Element and coordinate records:
- - - - - - -
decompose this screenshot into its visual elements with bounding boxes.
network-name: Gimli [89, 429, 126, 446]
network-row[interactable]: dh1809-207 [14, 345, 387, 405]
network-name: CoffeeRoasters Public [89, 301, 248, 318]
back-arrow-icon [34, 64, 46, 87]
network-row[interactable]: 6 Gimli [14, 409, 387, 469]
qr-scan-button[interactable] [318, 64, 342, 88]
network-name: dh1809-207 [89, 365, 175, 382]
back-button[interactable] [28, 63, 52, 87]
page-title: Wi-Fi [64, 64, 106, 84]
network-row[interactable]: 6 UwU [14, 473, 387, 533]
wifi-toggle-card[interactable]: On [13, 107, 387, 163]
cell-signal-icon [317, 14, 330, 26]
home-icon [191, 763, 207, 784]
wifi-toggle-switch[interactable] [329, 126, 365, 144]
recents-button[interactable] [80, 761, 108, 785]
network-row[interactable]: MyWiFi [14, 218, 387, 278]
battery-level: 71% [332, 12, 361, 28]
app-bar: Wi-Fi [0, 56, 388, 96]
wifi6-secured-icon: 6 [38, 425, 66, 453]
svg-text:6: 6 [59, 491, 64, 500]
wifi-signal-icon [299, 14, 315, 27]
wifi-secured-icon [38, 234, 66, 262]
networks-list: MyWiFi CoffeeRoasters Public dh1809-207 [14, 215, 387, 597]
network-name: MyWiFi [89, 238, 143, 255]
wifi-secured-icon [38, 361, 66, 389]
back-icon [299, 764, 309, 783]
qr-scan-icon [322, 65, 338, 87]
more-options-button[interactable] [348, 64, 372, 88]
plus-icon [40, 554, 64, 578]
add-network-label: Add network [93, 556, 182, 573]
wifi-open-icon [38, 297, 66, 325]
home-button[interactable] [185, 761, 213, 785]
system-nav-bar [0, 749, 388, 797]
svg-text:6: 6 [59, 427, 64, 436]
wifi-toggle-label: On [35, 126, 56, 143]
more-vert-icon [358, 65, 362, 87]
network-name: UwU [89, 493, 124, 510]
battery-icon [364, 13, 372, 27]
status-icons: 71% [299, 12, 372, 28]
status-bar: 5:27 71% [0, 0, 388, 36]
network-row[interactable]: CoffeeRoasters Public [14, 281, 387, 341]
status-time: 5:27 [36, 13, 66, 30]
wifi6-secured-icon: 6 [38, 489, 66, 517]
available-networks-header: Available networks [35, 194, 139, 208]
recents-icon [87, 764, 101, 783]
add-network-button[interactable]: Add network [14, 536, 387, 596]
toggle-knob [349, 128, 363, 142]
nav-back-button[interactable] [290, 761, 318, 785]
- - - - - - -
### [Instruction]
Copy the material word for word, starting at its first line and ending at the line that contains "qr-scan-icon [322, 65, 338, 87]".

### [Exercise response]
decompose this screenshot into its visual elements with bounding boxes.
network-name: Gimli [89, 429, 126, 446]
network-row[interactable]: dh1809-207 [14, 345, 387, 405]
network-name: CoffeeRoasters Public [89, 301, 248, 318]
back-arrow-icon [34, 64, 46, 87]
network-row[interactable]: 6 Gimli [14, 409, 387, 469]
qr-scan-button[interactable] [318, 64, 342, 88]
network-name: dh1809-207 [89, 365, 175, 382]
back-button[interactable] [28, 63, 52, 87]
page-title: Wi-Fi [64, 64, 106, 84]
network-row[interactable]: 6 UwU [14, 473, 387, 533]
wifi-toggle-card[interactable]: On [13, 107, 387, 163]
cell-signal-icon [317, 14, 330, 26]
home-icon [191, 763, 207, 784]
wifi-toggle-switch[interactable] [329, 126, 365, 144]
recents-button[interactable] [80, 761, 108, 785]
network-row[interactable]: MyWiFi [14, 218, 387, 278]
battery-level: 71% [332, 12, 361, 28]
app-bar: Wi-Fi [0, 56, 388, 96]
wifi6-secured-icon: 6 [38, 425, 66, 453]
svg-text:6: 6 [59, 491, 64, 500]
wifi-signal-icon [299, 14, 315, 27]
wifi-secured-icon [38, 234, 66, 262]
networks-list: MyWiFi CoffeeRoasters Public dh1809-207 [14, 215, 387, 597]
network-name: MyWiFi [89, 238, 143, 255]
wifi-secured-icon [38, 361, 66, 389]
back-icon [299, 764, 309, 783]
qr-scan-icon [322, 65, 338, 87]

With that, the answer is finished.